====== RECORD EXCERPTS

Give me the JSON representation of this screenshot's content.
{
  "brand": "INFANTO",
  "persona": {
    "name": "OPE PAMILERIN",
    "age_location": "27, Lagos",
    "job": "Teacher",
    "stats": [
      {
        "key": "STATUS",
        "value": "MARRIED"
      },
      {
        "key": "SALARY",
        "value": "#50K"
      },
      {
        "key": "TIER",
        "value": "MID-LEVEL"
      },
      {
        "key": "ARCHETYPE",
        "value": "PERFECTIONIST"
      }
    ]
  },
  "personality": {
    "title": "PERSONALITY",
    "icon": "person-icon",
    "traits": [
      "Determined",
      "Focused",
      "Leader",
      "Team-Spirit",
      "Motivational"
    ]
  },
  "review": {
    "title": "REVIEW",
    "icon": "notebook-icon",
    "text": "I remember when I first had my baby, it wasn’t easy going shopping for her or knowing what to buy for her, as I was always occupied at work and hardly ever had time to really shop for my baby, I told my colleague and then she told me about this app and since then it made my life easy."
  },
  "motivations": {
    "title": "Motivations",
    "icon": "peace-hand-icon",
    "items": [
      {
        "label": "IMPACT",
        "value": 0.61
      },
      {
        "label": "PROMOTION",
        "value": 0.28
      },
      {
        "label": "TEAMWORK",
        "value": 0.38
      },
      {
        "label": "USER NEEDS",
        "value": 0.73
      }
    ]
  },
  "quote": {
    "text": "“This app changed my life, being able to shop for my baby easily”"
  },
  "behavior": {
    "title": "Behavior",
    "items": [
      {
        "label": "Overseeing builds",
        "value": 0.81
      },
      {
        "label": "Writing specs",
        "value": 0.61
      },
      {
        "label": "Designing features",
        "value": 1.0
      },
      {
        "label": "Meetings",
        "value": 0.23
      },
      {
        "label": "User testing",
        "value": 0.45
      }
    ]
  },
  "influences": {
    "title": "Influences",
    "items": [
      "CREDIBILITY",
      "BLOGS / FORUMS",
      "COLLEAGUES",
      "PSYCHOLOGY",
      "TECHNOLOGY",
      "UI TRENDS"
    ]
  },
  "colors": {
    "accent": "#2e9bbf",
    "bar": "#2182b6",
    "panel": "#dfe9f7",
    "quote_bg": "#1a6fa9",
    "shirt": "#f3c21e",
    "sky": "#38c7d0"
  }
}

============

- **GIVEN PROBLEM**: Copy out every line from the records that has the word "life".

- **ANSWER BELOW**:
    "text": "I remember when I first had my baby, it wasn’t easy going shopping for her or knowing what to buy for her, as I was always occupied at work and hardly ever had time to really shop for my baby, I told my colleague and then she told me about this app and since then it made my life easy."
    "text": "“This app changed my life, being able to shop for my baby easily”"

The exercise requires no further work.